Directive
Pull out every line of the data below that contains the string "table", matching case exactly.
##### Records to process #####
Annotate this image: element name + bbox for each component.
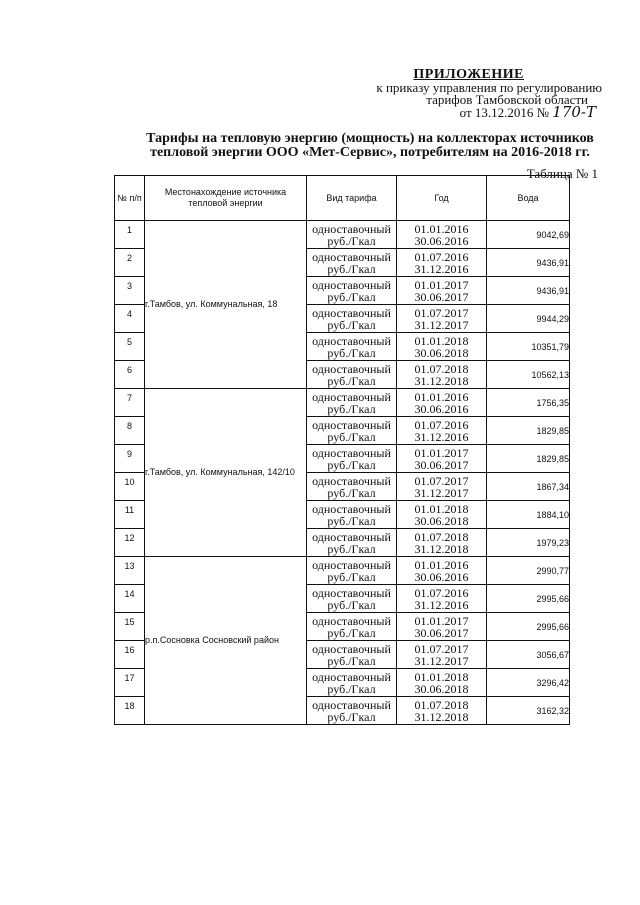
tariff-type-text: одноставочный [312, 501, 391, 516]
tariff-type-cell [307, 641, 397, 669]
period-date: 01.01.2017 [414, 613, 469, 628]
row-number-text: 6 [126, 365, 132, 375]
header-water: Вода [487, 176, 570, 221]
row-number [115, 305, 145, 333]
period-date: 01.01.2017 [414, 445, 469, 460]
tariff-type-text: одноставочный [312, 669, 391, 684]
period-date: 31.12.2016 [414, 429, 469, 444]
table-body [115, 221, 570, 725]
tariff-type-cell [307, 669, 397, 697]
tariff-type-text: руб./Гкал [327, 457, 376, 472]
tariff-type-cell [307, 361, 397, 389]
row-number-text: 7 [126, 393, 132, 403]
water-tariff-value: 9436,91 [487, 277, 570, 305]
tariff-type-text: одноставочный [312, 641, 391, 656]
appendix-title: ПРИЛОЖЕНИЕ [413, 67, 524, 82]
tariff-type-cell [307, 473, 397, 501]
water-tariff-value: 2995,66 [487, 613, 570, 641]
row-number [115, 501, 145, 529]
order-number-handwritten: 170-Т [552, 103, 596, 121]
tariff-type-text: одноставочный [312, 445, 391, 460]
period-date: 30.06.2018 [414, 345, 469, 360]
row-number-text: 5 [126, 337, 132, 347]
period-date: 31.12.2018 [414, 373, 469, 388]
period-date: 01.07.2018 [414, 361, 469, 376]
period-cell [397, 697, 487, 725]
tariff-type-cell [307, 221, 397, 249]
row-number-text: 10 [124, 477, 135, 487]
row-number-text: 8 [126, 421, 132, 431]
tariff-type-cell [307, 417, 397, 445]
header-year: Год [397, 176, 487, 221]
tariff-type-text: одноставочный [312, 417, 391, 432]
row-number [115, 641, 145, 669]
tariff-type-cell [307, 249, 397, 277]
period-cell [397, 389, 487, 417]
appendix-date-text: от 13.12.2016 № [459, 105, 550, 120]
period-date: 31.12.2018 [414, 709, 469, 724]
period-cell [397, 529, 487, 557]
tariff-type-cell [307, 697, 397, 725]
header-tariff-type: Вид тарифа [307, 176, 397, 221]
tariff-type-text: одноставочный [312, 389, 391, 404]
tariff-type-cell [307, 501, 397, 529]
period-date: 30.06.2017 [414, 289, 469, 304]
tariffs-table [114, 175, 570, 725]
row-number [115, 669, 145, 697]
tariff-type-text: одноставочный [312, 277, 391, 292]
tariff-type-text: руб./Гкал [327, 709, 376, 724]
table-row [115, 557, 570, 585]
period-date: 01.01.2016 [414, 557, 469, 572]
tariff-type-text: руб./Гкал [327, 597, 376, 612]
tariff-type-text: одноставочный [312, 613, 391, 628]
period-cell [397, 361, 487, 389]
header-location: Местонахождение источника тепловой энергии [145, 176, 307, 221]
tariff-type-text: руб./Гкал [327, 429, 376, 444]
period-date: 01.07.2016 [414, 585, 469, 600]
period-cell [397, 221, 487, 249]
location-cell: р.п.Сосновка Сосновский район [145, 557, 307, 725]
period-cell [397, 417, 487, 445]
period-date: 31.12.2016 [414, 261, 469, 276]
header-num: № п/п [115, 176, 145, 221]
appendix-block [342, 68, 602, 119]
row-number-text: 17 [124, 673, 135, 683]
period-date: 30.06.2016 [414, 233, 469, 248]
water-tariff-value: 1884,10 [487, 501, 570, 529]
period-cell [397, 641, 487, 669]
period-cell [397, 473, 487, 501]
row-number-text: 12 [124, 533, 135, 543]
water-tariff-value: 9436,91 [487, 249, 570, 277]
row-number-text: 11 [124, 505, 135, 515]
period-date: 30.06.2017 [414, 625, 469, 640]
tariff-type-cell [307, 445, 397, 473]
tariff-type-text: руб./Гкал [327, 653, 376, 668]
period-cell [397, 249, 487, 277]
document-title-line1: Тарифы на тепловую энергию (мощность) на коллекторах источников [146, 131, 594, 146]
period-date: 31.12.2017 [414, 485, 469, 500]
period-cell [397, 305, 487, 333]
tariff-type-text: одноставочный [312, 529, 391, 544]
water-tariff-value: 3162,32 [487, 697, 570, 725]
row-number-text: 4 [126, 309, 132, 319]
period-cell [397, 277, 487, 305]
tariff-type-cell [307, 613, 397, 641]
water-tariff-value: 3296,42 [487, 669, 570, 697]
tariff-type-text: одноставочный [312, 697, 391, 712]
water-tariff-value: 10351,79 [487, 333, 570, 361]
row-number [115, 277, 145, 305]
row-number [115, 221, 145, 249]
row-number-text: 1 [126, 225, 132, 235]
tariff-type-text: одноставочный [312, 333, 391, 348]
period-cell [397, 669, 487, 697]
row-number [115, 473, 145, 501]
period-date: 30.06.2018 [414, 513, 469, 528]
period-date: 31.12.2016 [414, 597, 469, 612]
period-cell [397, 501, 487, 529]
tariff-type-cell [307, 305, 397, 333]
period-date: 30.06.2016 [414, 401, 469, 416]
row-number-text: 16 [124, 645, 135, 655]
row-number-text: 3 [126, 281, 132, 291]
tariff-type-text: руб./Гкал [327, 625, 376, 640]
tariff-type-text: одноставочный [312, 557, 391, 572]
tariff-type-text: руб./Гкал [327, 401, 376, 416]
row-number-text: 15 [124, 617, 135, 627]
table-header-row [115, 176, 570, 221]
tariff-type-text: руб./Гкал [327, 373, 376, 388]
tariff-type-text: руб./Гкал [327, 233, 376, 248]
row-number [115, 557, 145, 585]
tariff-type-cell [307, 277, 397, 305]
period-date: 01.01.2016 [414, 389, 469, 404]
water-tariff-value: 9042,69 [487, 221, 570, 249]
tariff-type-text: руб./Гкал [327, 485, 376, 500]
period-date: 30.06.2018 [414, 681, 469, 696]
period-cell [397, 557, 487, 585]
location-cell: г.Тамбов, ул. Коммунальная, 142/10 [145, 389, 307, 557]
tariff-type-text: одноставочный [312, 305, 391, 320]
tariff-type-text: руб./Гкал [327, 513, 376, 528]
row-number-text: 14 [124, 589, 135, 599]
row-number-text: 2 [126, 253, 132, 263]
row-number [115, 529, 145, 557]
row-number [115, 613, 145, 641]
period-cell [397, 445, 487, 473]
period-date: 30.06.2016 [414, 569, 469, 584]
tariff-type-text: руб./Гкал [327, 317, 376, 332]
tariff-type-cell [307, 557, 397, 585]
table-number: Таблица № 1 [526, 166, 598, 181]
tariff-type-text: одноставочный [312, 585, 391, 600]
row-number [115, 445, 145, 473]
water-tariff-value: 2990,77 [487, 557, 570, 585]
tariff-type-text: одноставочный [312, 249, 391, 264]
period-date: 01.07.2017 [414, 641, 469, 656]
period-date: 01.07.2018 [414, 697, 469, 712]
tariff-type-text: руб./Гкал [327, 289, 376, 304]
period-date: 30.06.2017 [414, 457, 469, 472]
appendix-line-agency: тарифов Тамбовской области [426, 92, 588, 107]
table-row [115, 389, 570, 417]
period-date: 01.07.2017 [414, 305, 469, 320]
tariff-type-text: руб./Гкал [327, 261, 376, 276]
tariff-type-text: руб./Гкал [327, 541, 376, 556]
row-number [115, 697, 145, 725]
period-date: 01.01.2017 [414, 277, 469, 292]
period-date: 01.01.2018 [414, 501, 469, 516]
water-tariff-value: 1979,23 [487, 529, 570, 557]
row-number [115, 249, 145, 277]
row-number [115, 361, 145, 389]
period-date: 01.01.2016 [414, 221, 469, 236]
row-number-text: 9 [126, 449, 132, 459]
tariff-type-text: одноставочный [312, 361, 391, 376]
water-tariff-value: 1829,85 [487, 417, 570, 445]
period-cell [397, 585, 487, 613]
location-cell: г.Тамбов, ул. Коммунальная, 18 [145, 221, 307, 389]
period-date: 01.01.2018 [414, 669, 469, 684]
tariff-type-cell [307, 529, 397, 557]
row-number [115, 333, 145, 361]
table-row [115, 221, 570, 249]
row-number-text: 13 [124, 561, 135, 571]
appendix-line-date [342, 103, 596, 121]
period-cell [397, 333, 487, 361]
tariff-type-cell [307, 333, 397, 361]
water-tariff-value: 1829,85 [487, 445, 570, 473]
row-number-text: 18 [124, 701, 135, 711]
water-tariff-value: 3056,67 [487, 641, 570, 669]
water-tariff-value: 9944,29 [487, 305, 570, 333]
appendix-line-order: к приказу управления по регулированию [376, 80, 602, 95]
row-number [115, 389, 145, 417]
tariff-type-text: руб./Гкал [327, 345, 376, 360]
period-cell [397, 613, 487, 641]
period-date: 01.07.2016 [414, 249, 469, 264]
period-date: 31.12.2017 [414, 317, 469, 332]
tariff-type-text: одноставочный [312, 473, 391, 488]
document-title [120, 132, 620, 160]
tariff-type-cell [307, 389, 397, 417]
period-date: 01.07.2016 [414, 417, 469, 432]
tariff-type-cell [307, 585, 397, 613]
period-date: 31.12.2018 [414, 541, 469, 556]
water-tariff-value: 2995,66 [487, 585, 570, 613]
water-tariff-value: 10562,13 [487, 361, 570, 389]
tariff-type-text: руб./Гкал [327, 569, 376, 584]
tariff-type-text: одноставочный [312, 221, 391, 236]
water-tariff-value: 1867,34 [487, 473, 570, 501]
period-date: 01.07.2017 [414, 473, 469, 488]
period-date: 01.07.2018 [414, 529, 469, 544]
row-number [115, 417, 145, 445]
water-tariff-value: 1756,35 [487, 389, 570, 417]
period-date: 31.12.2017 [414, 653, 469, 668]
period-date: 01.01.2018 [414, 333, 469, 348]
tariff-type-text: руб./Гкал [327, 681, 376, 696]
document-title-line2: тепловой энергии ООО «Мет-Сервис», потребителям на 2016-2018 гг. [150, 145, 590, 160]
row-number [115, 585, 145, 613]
#####
Output for this exercise
table-body [115, 221, 570, 725]
tariffs-table [114, 175, 570, 725]
table-row [115, 557, 570, 585]
table-header-row [115, 176, 570, 221]
table-number: Таблица № 1 [526, 166, 598, 181]
table-row [115, 389, 570, 417]
table-row [115, 221, 570, 249]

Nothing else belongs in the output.